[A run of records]

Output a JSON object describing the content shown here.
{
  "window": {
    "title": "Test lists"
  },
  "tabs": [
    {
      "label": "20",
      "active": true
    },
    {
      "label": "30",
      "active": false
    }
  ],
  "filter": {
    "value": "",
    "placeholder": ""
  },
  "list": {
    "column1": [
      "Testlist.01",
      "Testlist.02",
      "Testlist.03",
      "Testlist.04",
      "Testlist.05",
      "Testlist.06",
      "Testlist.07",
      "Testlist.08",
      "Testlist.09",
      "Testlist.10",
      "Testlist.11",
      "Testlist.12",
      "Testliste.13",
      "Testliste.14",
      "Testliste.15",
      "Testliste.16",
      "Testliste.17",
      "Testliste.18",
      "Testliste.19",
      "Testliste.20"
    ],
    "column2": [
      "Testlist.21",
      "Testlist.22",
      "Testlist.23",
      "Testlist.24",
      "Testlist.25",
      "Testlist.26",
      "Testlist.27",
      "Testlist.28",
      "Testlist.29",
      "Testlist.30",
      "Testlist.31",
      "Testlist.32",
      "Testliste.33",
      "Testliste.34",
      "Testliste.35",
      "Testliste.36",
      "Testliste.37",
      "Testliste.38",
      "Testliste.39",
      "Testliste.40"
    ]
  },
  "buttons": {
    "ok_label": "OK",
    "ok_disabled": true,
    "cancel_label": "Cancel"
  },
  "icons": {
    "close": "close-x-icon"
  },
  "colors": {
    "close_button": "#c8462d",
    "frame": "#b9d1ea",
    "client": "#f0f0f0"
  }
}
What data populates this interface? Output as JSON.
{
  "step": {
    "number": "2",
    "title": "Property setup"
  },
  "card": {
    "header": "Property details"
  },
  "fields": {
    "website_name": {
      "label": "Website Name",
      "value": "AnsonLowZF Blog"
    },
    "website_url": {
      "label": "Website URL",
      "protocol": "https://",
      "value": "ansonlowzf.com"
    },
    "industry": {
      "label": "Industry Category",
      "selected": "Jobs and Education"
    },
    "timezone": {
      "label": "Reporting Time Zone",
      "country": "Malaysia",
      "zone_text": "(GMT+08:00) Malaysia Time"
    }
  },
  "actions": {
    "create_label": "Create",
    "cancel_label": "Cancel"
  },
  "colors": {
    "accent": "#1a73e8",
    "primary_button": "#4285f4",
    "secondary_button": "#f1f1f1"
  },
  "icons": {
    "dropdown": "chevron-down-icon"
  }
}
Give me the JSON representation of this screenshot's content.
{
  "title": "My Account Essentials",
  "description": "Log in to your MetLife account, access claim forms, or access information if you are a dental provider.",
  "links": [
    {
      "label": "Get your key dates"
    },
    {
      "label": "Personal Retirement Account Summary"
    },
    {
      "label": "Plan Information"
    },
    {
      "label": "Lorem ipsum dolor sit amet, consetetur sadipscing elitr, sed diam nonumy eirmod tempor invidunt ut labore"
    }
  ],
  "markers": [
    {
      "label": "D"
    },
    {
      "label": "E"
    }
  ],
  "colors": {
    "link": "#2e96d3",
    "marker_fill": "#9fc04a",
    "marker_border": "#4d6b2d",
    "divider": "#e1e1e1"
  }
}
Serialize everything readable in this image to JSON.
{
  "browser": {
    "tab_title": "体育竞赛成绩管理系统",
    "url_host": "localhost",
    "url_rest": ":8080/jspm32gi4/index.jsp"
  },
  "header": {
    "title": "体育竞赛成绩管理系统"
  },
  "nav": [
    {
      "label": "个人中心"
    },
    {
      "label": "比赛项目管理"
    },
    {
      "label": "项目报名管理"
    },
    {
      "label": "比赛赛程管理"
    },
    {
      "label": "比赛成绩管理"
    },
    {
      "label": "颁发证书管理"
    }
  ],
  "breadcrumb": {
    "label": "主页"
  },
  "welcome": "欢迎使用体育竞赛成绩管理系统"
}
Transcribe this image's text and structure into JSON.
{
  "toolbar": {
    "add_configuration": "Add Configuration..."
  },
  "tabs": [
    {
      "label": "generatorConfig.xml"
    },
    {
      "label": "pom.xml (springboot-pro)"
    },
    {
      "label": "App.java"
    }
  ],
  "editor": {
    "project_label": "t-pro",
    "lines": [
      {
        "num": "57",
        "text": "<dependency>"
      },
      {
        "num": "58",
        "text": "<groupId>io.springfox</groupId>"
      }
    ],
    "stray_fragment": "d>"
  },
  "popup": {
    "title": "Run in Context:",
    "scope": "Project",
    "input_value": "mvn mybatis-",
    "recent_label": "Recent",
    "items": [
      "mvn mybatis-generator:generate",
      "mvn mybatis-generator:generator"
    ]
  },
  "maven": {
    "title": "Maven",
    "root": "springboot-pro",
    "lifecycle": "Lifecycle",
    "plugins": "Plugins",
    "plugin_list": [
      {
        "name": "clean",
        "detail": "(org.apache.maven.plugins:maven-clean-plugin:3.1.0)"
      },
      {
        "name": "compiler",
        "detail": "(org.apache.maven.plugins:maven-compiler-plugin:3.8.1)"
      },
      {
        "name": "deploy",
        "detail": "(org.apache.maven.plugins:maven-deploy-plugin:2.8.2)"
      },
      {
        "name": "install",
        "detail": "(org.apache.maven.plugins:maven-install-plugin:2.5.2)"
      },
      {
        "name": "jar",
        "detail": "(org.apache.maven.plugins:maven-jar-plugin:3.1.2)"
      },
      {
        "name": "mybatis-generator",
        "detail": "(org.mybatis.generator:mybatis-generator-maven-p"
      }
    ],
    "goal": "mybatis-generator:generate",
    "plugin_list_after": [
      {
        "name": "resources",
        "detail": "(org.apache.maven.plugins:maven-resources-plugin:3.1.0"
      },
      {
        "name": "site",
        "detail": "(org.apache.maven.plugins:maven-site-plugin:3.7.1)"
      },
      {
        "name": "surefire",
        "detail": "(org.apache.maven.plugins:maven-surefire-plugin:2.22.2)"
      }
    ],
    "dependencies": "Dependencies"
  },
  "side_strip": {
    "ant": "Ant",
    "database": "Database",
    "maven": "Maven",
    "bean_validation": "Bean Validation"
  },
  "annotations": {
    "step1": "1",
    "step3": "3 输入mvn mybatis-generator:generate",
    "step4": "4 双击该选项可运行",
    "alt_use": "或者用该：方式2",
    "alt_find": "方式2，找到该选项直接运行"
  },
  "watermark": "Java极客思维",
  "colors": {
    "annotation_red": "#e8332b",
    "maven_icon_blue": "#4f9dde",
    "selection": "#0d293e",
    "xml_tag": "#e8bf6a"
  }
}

- [STATED TASK]
Return each line of the data exactly as written above.

- [CORRECT OUTPUT]
Output a JSON object describing the content shown here.
{
  "window": {
    "title": "Test lists"
  },
  "tabs": [
    {
      "label": "20",
      "active": true
    },
    {
      "label": "30",
      "active": false
    }
  ],
  "filter": {
    "value": "",
    "placeholder": ""
  },
  "list": {
    "column1": [
      "Testlist.01",
      "Testlist.02",
      "Testlist.03",
      "Testlist.04",
      "Testlist.05",
      "Testlist.06",
      "Testlist.07",
      "Testlist.08",
      "Testlist.09",
      "Testlist.10",
      "Testlist.11",
      "Testlist.12",
      "Testliste.13",
      "Testliste.14",
      "Testliste.15",
      "Testliste.16",
      "Testliste.17",
      "Testliste.18",
      "Testliste.19",
      "Testliste.20"
    ],
    "column2": [
      "Testlist.21",
      "Testlist.22",
      "Testlist.23",
      "Testlist.24",
      "Testlist.25",
      "Testlist.26",
      "Testlist.27",
      "Testlist.28",
      "Testlist.29",
      "Testlist.30",
      "Testlist.31",
      "Testlist.32",
      "Testliste.33",
      "Testliste.34",
      "Testliste.35",
      "Testliste.36",
      "Testliste.37",
      "Testliste.38",
      "Testliste.39",
      "Testliste.40"
    ]
  },
  "buttons": {
    "ok_label": "OK",
    "ok_disabled": true,
    "cancel_label": "Cancel"
  },
  "icons": {
    "close": "close-x-icon"
  },
  "colors": {
    "close_button": "#c8462d",
    "frame": "#b9d1ea",
    "client": "#f0f0f0"
  }
}
What data populates this interface? Output as JSON.
{
  "step": {
    "number": "2",
    "title": "Property setup"
  },
  "card": {
    "header": "Property details"
  },
  "fields": {
    "website_name": {
      "label": "Website Name",
      "value": "AnsonLowZF Blog"
    },
    "website_url": {
      "label": "Website URL",
      "protocol": "https://",
      "value": "ansonlowzf.com"
    },
    "industry": {
      "label": "Industry Category",
      "selected": "Jobs and Education"
    },
    "timezone": {
      "label": "Reporting Time Zone",
      "country": "Malaysia",
      "zone_text": "(GMT+08:00) Malaysia Time"
    }
  },
  "actions": {
    "create_label": "Create",
    "cancel_label": "Cancel"
  },
  "colors": {
    "accent": "#1a73e8",
    "primary_button": "#4285f4",
    "secondary_button": "#f1f1f1"
  },
  "icons": {
    "dropdown": "chevron-down-icon"
  }
}
Give me the JSON representation of this screenshot's content.
{
  "title": "My Account Essentials",
  "description": "Log in to your MetLife account, access claim forms, or access information if you are a dental provider.",
  "links": [
    {
      "label": "Get your key dates"
    },
    {
      "label": "Personal Retirement Account Summary"
    },
    {
      "label": "Plan Information"
    },
    {
      "label": "Lorem ipsum dolor sit amet, consetetur sadipscing elitr, sed diam nonumy eirmod tempor invidunt ut labore"
    }
  ],
  "markers": [
    {
      "label": "D"
    },
    {
      "label": "E"
    }
  ],
  "colors": {
    "link": "#2e96d3",
    "marker_fill": "#9fc04a",
    "marker_border": "#4d6b2d",
    "divider": "#e1e1e1"
  }
}
Serialize everything readable in this image to JSON.
{
  "browser": {
    "tab_title": "体育竞赛成绩管理系统",
    "url_host": "localhost",
    "url_rest": ":8080/jspm32gi4/index.jsp"
  },
  "header": {
    "title": "体育竞赛成绩管理系统"
  },
  "nav": [
    {
      "label": "个人中心"
    },
    {
      "label": "比赛项目管理"
    },
    {
      "label": "项目报名管理"
    },
    {
      "label": "比赛赛程管理"
    },
    {
      "label": "比赛成绩管理"
    },
    {
      "label": "颁发证书管理"
    }
  ],
  "breadcrumb": {
    "label": "主页"
  },
  "welcome": "欢迎使用体育竞赛成绩管理系统"
}
Transcribe this image's text and structure into JSON.
{
  "toolbar": {
    "add_configuration": "Add Configuration..."
  },
  "tabs": [
    {
      "label": "generatorConfig.xml"
    },
    {
      "label": "pom.xml (springboot-pro)"
    },
    {
      "label": "App.java"
    }
  ],
  "editor": {
    "project_label": "t-pro",
    "lines": [
      {
        "num": "57",
        "text": "<dependency>"
      },
      {
        "num": "58",
        "text": "<groupId>io.springfox</groupId>"
      }
    ],
    "stray_fragment": "d>"
  },
  "popup": {
    "title": "Run in Context:",
    "scope": "Project",
    "input_value": "mvn mybatis-",
    "recent_label": "Recent",
    "items": [
      "mvn mybatis-generator:generate",
      "mvn mybatis-generator:generator"
    ]
  },
  "maven": {
    "title": "Maven",
    "root": "springboot-pro",
    "lifecycle": "Lifecycle",
    "plugins": "Plugins",
    "plugin_list": [
      {
        "name": "clean",
        "detail": "(org.apache.maven.plugins:maven-clean-plugin:3.1.0)"
      },
      {
        "name": "compiler",
        "detail": "(org.apache.maven.plugins:maven-compiler-plugin:3.8.1)"
      },
      {
        "name": "deploy",
        "detail": "(org.apache.maven.plugins:maven-deploy-plugin:2.8.2)"
      },
      {
        "name": "install",
        "detail": "(org.apache.maven.plugins:maven-install-plugin:2.5.2)"
      },
      {
        "name": "jar",
        "detail": "(org.apache.maven.plugins:maven-jar-plugin:3.1.2)"
      },
      {
        "name": "mybatis-generator",
        "detail": "(org.mybatis.generator:mybatis-generator-maven-p"
      }
    ],
    "goal": "mybatis-generator:generate",
    "plugin_list_after": [
      {
        "name": "resources",
        "detail": "(org.apache.maven.plugins:maven-resources-plugin:3.1.0"
      },
      {
        "name": "site",
        "detail": "(org.apache.maven.plugins:maven-site-plugin:3.7.1)"
      },
      {
        "name": "surefire",
        "detail": "(org.apache.maven.plugins:maven-surefire-plugin:2.22.2)"
      }
    ],
    "dependencies": "Dependencies"
  },
  "side_strip": {
    "ant": "Ant",
    "database": "Database",
    "maven": "Maven",
    "bean_validation": "Bean Validation"
  },
  "annotations": {
    "step1": "1",
    "step3": "3 输入mvn mybatis-generator:generate",
    "step4": "4 双击该选项可运行",
    "alt_use": "或者用该：方式2",
    "alt_find": "方式2，找到该选项直接运行"
  },
  "watermark": "Java极客思维",
  "colors": {
    "annotation_red": "#e8332b",
    "maven_icon_blue": "#4f9dde",
    "selection": "#0d293e",
    "xml_tag": "#e8bf6a"
  }
}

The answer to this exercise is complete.